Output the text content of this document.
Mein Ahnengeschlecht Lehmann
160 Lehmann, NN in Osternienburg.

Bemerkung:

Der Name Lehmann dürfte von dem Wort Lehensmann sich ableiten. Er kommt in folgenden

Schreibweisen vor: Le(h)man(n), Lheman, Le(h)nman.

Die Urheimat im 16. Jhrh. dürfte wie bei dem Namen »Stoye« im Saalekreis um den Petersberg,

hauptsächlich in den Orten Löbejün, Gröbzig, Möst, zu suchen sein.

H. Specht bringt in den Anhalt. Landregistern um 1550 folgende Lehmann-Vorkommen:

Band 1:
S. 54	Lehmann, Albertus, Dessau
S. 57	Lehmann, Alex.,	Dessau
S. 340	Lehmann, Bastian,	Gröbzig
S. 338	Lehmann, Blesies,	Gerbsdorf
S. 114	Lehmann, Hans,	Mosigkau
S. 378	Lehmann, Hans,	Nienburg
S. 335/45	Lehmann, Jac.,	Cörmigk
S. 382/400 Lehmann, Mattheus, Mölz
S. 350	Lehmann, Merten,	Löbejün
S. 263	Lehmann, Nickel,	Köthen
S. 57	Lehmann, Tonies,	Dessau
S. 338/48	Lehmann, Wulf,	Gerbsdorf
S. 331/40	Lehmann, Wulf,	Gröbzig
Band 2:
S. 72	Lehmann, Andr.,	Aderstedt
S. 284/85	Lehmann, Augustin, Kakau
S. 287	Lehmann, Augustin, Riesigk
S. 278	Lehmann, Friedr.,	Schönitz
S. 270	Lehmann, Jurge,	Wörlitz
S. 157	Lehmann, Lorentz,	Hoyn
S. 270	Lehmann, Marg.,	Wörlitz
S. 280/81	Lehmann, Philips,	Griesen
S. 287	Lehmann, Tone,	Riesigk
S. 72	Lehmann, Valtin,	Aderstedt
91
════
Transcribe all lines as written.

Output the text content of this document.
Mein Ahnengeschlecht Lehmann
160 Lehmann, NN in Osternienburg.

Bemerkung:

Der Name Lehmann dürfte von dem Wort Lehensmann sich ableiten. Er kommt in folgenden

Schreibweisen vor: Le(h)man(n), Lheman, Le(h)nman.

Die Urheimat im 16. Jhrh. dürfte wie bei dem Namen »Stoye« im Saalekreis um den Petersberg,

hauptsächlich in den Orten Löbejün, Gröbzig, Möst, zu suchen sein.

H. Specht bringt in den Anhalt. Landregistern um 1550 folgende Lehmann-Vorkommen:

Band 1:
S. 54	Lehmann, Albertus, Dessau
S. 57	Lehmann, Alex.,	Dessau
S. 340	Lehmann, Bastian,	Gröbzig
S. 338	Lehmann, Blesies,	Gerbsdorf
S. 114	Lehmann, Hans,	Mosigkau
S. 378	Lehmann, Hans,	Nienburg
S. 335/45	Lehmann, Jac.,	Cörmigk
S. 382/400 Lehmann, Mattheus, Mölz
S. 350	Lehmann, Merten,	Löbejün
S. 263	Lehmann, Nickel,	Köthen
S. 57	Lehmann, Tonies,	Dessau
S. 338/48	Lehmann, Wulf,	Gerbsdorf
S. 331/40	Lehmann, Wulf,	Gröbzig
Band 2:
S. 72	Lehmann, Andr.,	Aderstedt
S. 284/85	Lehmann, Augustin, Kakau
S. 287	Lehmann, Augustin, Riesigk
S. 278	Lehmann, Friedr.,	Schönitz
S. 270	Lehmann, Jurge,	Wörlitz
S. 157	Lehmann, Lorentz,	Hoyn
S. 270	Lehmann, Marg.,	Wörlitz
S. 280/81	Lehmann, Philips,	Griesen
S. 287	Lehmann, Tone,	Riesigk
S. 72	Lehmann, Valtin,	Aderstedt
91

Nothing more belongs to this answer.